PROBLEM DETAILS. Return the listing below verbatim. Pictures do not belong in the copy.

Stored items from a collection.
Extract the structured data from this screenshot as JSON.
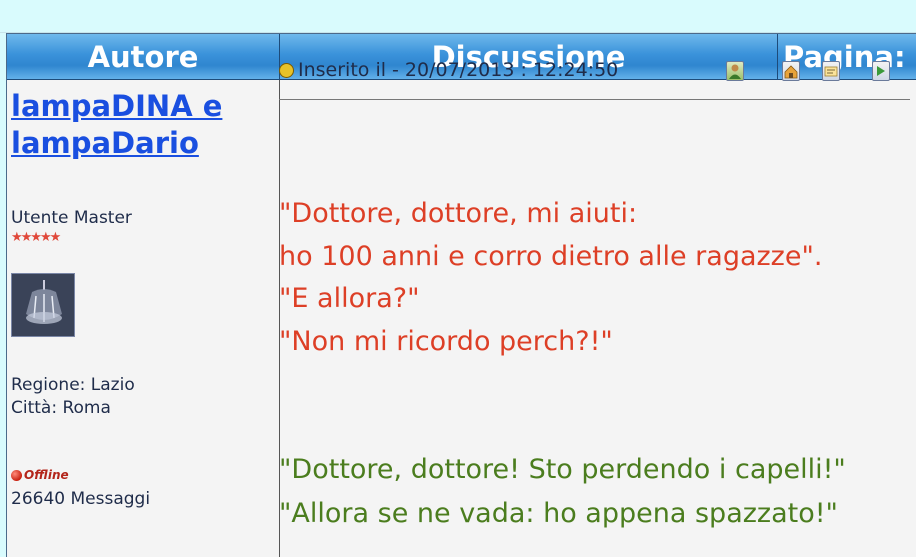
{
  "header": {
    "col_author": "Autore",
    "col_discussion": "Discussione",
    "col_page": "Pagina:"
  },
  "author": {
    "name": "lampaDINA e lampaDario",
    "rank": "Utente Master",
    "stars": "★★★★★",
    "region": "Regione: Lazio",
    "city": "Città: Roma",
    "status": "Offline",
    "messages": "26640 Messaggi"
  },
  "post": {
    "inserted": "Inserito il - 20/07/2013 : 12:24:50",
    "lines_red": [
      "\"Dottore, dottore, mi aiuti:",
      "ho 100 anni e corro dietro alle ragazze\".",
      "\"E allora?\"",
      "\"Non mi ricordo perch?!\""
    ],
    "lines_green": [
      "\"Dottore, dottore! Sto perdendo i capelli!\"",
      "\"Allora se ne vada: ho appena spazzato!\""
    ]
  },
  "colors": {
    "header_blue": "#3a92da",
    "link_blue": "#1a4fe0",
    "text_red": "#dd3f26",
    "text_green": "#4b7d1e"
  },
  "icons": [
    "profile-icon",
    "home-icon",
    "reply-quote-icon",
    "forward-icon"
  ]
}
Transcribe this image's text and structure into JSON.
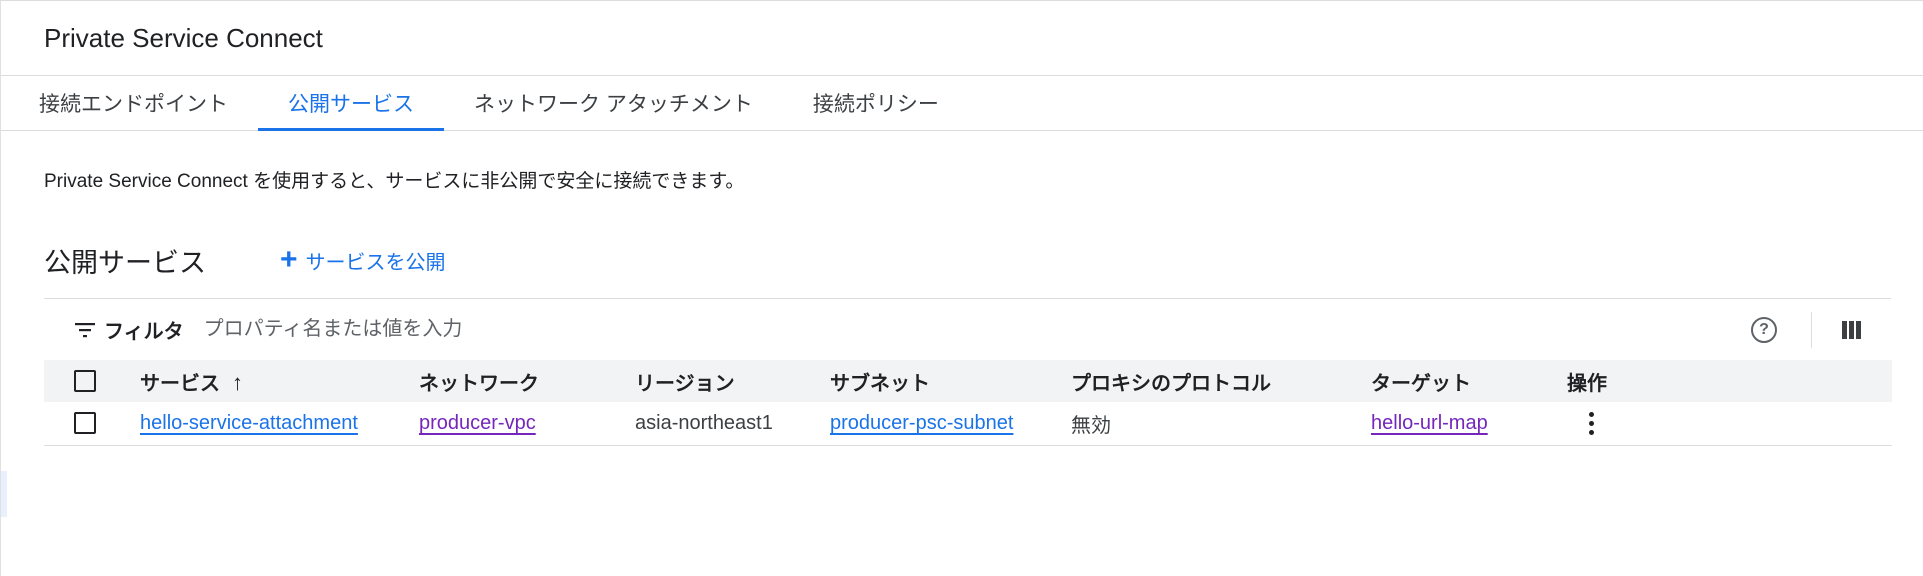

OUTPUT OF THE TASK.
Extract the structured data from this screenshot as JSON.
{
  "header": {
    "col_author": "Autore",
    "col_discussion": "Discussione",
    "col_page": "Pagina:"
  },
  "author": {
    "name": "lampaDINA e lampaDario",
    "rank": "Utente Master",
    "stars": "★★★★★",
    "region": "Regione: Lazio",
    "city": "Città: Roma",
    "status": "Offline",
    "messages": "26640 Messaggi"
  },
  "post": {
    "inserted": "Inserito il - 20/07/2013 : 12:24:50",
    "lines_red": [
      "\"Dottore, dottore, mi aiuti:",
      "ho 100 anni e corro dietro alle ragazze\".",
      "\"E allora?\"",
      "\"Non mi ricordo perch?!\""
    ],
    "lines_green": [
      "\"Dottore, dottore! Sto perdendo i capelli!\"",
      "\"Allora se ne vada: ho appena spazzato!\""
    ]
  },
  "colors": {
    "header_blue": "#3a92da",
    "link_blue": "#1a4fe0",
    "text_red": "#dd3f26",
    "text_green": "#4b7d1e"
  },
  "icons": [
    "profile-icon",
    "home-icon",
    "reply-quote-icon",
    "forward-icon"
  ]
}
Transcribe this image's text and structure into JSON.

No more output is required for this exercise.